*AVAILABLE DATA*:
******************************

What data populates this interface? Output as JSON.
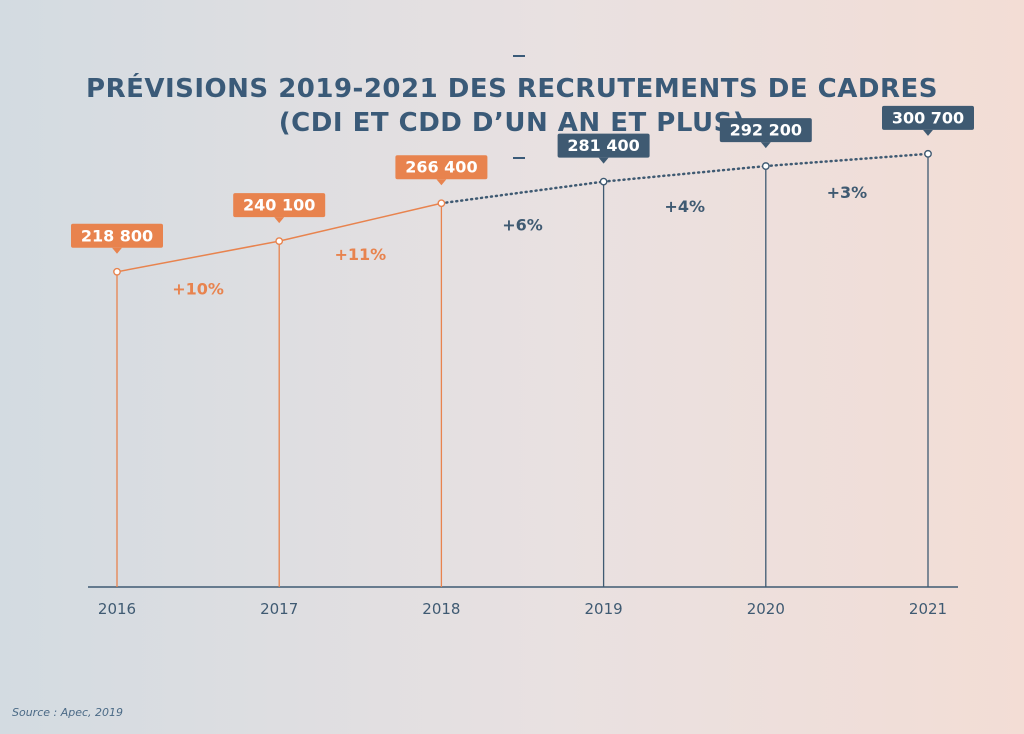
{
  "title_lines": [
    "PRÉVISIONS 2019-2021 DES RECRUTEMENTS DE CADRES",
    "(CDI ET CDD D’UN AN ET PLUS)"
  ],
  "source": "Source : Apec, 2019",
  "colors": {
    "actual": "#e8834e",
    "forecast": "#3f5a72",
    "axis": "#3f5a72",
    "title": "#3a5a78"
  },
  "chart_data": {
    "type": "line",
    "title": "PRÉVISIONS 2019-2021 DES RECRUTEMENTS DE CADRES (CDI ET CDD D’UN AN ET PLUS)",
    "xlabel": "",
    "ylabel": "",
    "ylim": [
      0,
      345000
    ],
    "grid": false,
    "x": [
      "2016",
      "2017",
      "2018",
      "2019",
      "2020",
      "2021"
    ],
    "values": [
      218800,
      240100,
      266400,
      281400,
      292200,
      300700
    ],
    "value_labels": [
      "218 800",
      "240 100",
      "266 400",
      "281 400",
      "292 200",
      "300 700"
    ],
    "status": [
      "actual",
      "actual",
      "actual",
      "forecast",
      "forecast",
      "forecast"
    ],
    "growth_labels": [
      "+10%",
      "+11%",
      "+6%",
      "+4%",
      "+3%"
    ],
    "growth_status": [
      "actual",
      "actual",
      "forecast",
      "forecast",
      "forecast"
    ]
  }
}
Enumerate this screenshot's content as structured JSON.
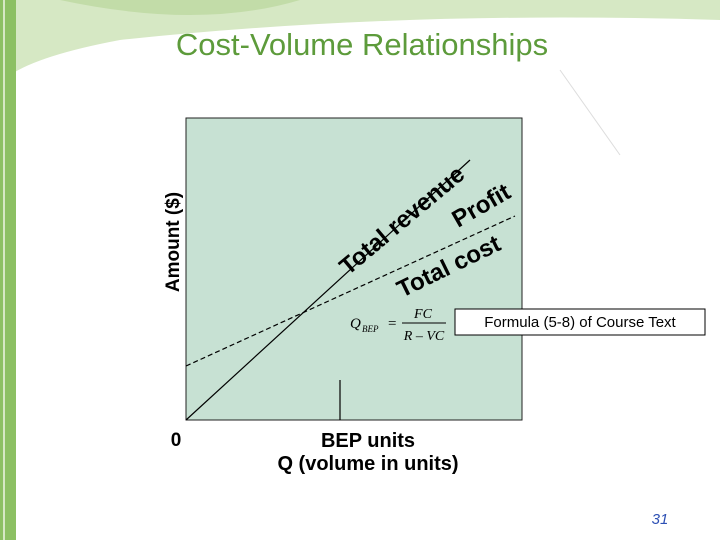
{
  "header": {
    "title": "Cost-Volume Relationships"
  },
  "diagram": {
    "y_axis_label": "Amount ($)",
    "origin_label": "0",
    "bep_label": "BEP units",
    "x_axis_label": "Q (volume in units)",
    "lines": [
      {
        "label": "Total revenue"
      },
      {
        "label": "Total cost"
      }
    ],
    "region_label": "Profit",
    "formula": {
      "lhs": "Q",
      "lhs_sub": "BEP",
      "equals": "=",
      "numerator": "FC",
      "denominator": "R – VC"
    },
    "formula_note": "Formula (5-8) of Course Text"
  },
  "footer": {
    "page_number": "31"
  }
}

******************************

*PROBLEM TO WORK ON*: Copy out exactly the lines between the line containing "Enumerate this screenshot's" and the end of the entries, including both, and leave the pictures behind.

*ANSWER TO THIS PROBLEM*:
Enumerate this screenshot's content as structured JSON.
{
  "header": {
    "title": "Cost-Volume Relationships"
  },
  "diagram": {
    "y_axis_label": "Amount ($)",
    "origin_label": "0",
    "bep_label": "BEP units",
    "x_axis_label": "Q (volume in units)",
    "lines": [
      {
        "label": "Total revenue"
      },
      {
        "label": "Total cost"
      }
    ],
    "region_label": "Profit",
    "formula": {
      "lhs": "Q",
      "lhs_sub": "BEP",
      "equals": "=",
      "numerator": "FC",
      "denominator": "R – VC"
    },
    "formula_note": "Formula (5-8) of Course Text"
  },
  "footer": {
    "page_number": "31"
  }
}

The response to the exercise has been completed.